▸ **Material provided**
━━━━━━

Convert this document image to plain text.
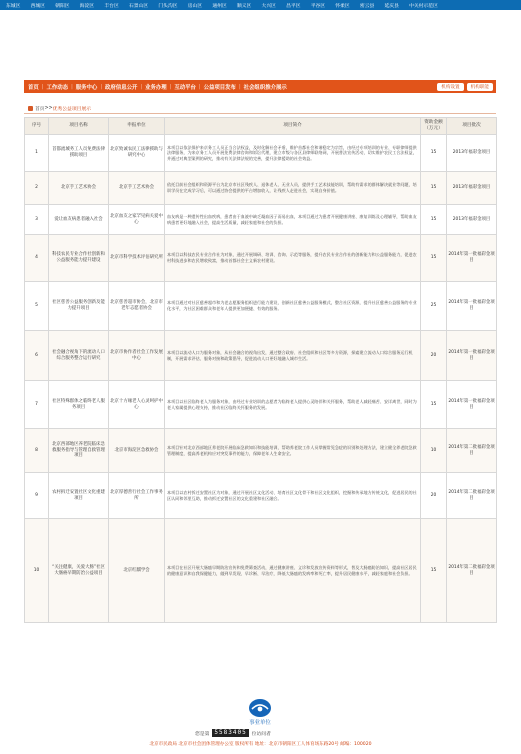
东城区 西城区 朝阳区 海淀区 丰台区 石景山区 门头沟区 房山区 通州区 顺义区 大兴区 昌平区 平谷区 怀柔区 密云县 延庆县 中关村示范区
首页 | 工作动态 | 服务中心 | 政府信息公开 | 业务办理 | 互动平台 | 公益项目发布 | 社会组织推介展示	机构设置	机构职能
首页 >> 优秀公益项目展示
序号	项目名称	申报单位	项目简介	资助金额（万元）	项目批次
1	首都流城务工人员免费法律援助项目	北京致诚农民工法律援助与研究中心	本项目以依法保护来京务工人员正当合法权益，及时化解社会矛盾，维护首都社会和谐稳定为宗旨，由经过专项培训的专业、专职律师提供法律服务，为来京务工人员开展免费法律咨询和诉讼代理，建立市级与各区县律师联络网，开展普法宣传活动，切实维护农民工合法权益，并通过对典型案例的研究，推动有关法律法规的完善，提升法律援助的社会效益。	15	2013年福彩金项目
2	北京手工艺术协会	北京手工艺术协会	依托目前社会组织和资源平台为北京市社区残疾人、退休老人、无业人员，提供手工艺术技能培训，帮助有需求的群体解决就业等问题，培训学员在完成学习后，可以通过协会提供的平台增加收入，让残疾人走进社会，实现自身价值。	15	2013年福彩金项目
3	爱让血友病患者融入社会	北京血友之家罕见病关爱中心	血友病是一种遗传性出血疾病，患者由于血液中缺乏凝血因子而易出血，本项目通过为患者开展健康讲座、康复训练及心理辅导，帮助血友病患者更好地融入社会，提高生活质量，减轻家庭和社会的负担。	15	2013年福彩金项目
4	科技农民专业合作社创新和公益服务能力提升建设	北京市科学技术评估研究所	本项目以科技农民专业合作社为对象，通过开展调研、培训、咨询、示范等服务，提升农民专业合作社的创新能力和公益服务能力，促进农村科技进步和农民增收致富，推动首都社会主义新农村建设。	15	2014年第一批福彩金项目
5	社区慈善公益服务创新及能力提升项目	北京慈善超市协会，北京市老年志愿者协会	本项目通过对社区慈善超市和为老志愿服务组织进行能力建设，创新社区慈善公益服务模式，整合社区资源，提升社区慈善公益服务的专业化水平，为社区困难群众和老年人提供更加便捷、有效的服务。	25	2014年第一批福彩金项目
6	社会融合视角下的流动人口综合服务整合运行研究	北京市协作者社会工作发展中心	本项目以流动人口为服务对象，从社会融合的视角出发，通过整合政府、社会组织和社区等多方资源，探索建立流动人口综合服务运行机制，开展需求评估、服务对接和政策倡导，促进流动人口更好地融入城市生活。	20	2014年第一批福彩金项目
7	社区特殊群体之临终老人服务项目	北京十方缘老人心灵呵护中心	本项目以社区临终老人为服务对象，由经过专业培训的志愿者为临终老人提供心灵陪伴和关怀服务，帮助老人减轻痛苦、安详离世，同时为老人家属提供心理支持，推动社区临终关怀服务的发展。	15	2014年第一批福彩金项目
8	北京西部地区养老院临床急救服务指导与管理自救管理项目	北京市海淀区急救协会	本项目针对北京西部地区养老院开展临床急救知识和技能培训，帮助养老院工作人员掌握常见急症的识别和处理方法，建立健全养老院急救管理制度，提高养老机构应对突发事件的能力，保障老年人生命安全。	10	2014年第二批福彩金项目
9	农村拆迁安置社区文化重建项目	北京厚德善行社会工作事务所	本项目以农村拆迁安置社区为对象，通过开展社区文化活动、培育社区文化骨干和社区文化组织，挖掘和传承地方传统文化，促进居民的社区认同和邻里互助，推动拆迁安置社区的文化重建和社区融合。	20	2014年第二批福彩金项目
10	“关注健康，关爱大肠”社区大肠癌早期防治公益项目	北京红麒学会	本项目在社区开展大肠癌早期防治宣传和免费筛查活动，通过健康讲座、义诊和发放宣传资料等形式，普及大肠癌防治知识，提高社区居民的健康意识和自我保健能力，做到早发现、早诊断、早治疗，降低大肠癌的发病率和死亡率，提升居民健康水平，减轻家庭和社会负担。	15	2014年第二批福彩金项目
事业单位
您是第 5583405	位访问者
北京市民政局 北京市社会团体管理办公室 版权所有 地址：北京市朝阳区工人体育场东路20号 邮编：100020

━━━━━━

▸ **Stated task**
Each entry above is to be written out again unchanged, apart from the pictures, which are left out.

▸ **Answer**
Convert this document image to plain text.
东城区 西城区 朝阳区 海淀区 丰台区 石景山区 门头沟区 房山区 通州区 顺义区 大兴区 昌平区 平谷区 怀柔区 密云县 延庆县 中关村示范区
首页 | 工作动态 | 服务中心 | 政府信息公开 | 业务办理 | 互动平台 | 公益项目发布 | 社会组织推介展示	机构设置	机构职能
首页 >> 优秀公益项目展示
序号	项目名称	申报单位	项目简介	资助金额（万元）	项目批次
1	首都流城务工人员免费法律援助项目	北京致诚农民工法律援助与研究中心	本项目以依法保护来京务工人员正当合法权益，及时化解社会矛盾，维护首都社会和谐稳定为宗旨，由经过专项培训的专业、专职律师提供法律服务，为来京务工人员开展免费法律咨询和诉讼代理，建立市级与各区县律师联络网，开展普法宣传活动，切实维护农民工合法权益，并通过对典型案例的研究，推动有关法律法规的完善，提升法律援助的社会效益。	15	2013年福彩金项目
2	北京手工艺术协会	北京手工艺术协会	依托目前社会组织和资源平台为北京市社区残疾人、退休老人、无业人员，提供手工艺术技能培训，帮助有需求的群体解决就业等问题，培训学员在完成学习后，可以通过协会提供的平台增加收入，让残疾人走进社会，实现自身价值。	15	2013年福彩金项目
3	爱让血友病患者融入社会	北京血友之家罕见病关爱中心	血友病是一种遗传性出血疾病，患者由于血液中缺乏凝血因子而易出血，本项目通过为患者开展健康讲座、康复训练及心理辅导，帮助血友病患者更好地融入社会，提高生活质量，减轻家庭和社会的负担。	15	2013年福彩金项目
4	科技农民专业合作社创新和公益服务能力提升建设	北京市科学技术评估研究所	本项目以科技农民专业合作社为对象，通过开展调研、培训、咨询、示范等服务，提升农民专业合作社的创新能力和公益服务能力，促进农村科技进步和农民增收致富，推动首都社会主义新农村建设。	15	2014年第一批福彩金项目
5	社区慈善公益服务创新及能力提升项目	北京慈善超市协会，北京市老年志愿者协会	本项目通过对社区慈善超市和为老志愿服务组织进行能力建设，创新社区慈善公益服务模式，整合社区资源，提升社区慈善公益服务的专业化水平，为社区困难群众和老年人提供更加便捷、有效的服务。	25	2014年第一批福彩金项目
6	社会融合视角下的流动人口综合服务整合运行研究	北京市协作者社会工作发展中心	本项目以流动人口为服务对象，从社会融合的视角出发，通过整合政府、社会组织和社区等多方资源，探索建立流动人口综合服务运行机制，开展需求评估、服务对接和政策倡导，促进流动人口更好地融入城市生活。	20	2014年第一批福彩金项目
7	社区特殊群体之临终老人服务项目	北京十方缘老人心灵呵护中心	本项目以社区临终老人为服务对象，由经过专业培训的志愿者为临终老人提供心灵陪伴和关怀服务，帮助老人减轻痛苦、安详离世，同时为老人家属提供心理支持，推动社区临终关怀服务的发展。	15	2014年第一批福彩金项目
8	北京西部地区养老院临床急救服务指导与管理自救管理项目	北京市海淀区急救协会	本项目针对北京西部地区养老院开展临床急救知识和技能培训，帮助养老院工作人员掌握常见急症的识别和处理方法，建立健全养老院急救管理制度，提高养老机构应对突发事件的能力，保障老年人生命安全。	10	2014年第二批福彩金项目
9	农村拆迁安置社区文化重建项目	北京厚德善行社会工作事务所	本项目以农村拆迁安置社区为对象，通过开展社区文化活动、培育社区文化骨干和社区文化组织，挖掘和传承地方传统文化，促进居民的社区认同和邻里互助，推动拆迁安置社区的文化重建和社区融合。	20	2014年第二批福彩金项目
10	“关注健康，关爱大肠”社区大肠癌早期防治公益项目	北京红麒学会	本项目在社区开展大肠癌早期防治宣传和免费筛查活动，通过健康讲座、义诊和发放宣传资料等形式，普及大肠癌防治知识，提高社区居民的健康意识和自我保健能力，做到早发现、早诊断、早治疗，降低大肠癌的发病率和死亡率，提升居民健康水平，减轻家庭和社会负担。	15	2014年第二批福彩金项目
事业单位
您是第 5583405	位访问者
北京市民政局 北京市社会团体管理办公室 版权所有 地址：北京市朝阳区工人体育场东路20号 邮编：100020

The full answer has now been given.